Data records:
════════
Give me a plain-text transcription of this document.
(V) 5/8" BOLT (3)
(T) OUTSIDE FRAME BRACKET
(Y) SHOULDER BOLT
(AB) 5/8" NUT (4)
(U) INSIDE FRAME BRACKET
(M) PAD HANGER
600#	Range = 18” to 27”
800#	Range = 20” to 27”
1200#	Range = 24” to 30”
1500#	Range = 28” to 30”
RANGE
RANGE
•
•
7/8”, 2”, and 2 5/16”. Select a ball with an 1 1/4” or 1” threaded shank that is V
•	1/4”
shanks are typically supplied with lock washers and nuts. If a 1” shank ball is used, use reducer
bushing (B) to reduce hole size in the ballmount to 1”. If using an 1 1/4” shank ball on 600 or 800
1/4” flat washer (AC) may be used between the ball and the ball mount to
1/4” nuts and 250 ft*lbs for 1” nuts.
════════
Instruction:
Above are the records; copy all of them exactly.

Response for this exercise:
Give me a plain-text transcription of this document.
(V) 5/8" BOLT (3)
(T) OUTSIDE FRAME BRACKET
(Y) SHOULDER BOLT
(AB) 5/8" NUT (4)
(U) INSIDE FRAME BRACKET
(M) PAD HANGER
600#	Range = 18” to 27”
800#	Range = 20” to 27”
1200#	Range = 24” to 30”
1500#	Range = 28” to 30”
RANGE
RANGE
•
•
7/8”, 2”, and 2 5/16”. Select a ball with an 1 1/4” or 1” threaded shank that is V
•	1/4”
shanks are typically supplied with lock washers and nuts. If a 1” shank ball is used, use reducer
bushing (B) to reduce hole size in the ballmount to 1”. If using an 1 1/4” shank ball on 600 or 800
1/4” flat washer (AC) may be used between the ball and the ball mount to
1/4” nuts and 250 ft*lbs for 1” nuts.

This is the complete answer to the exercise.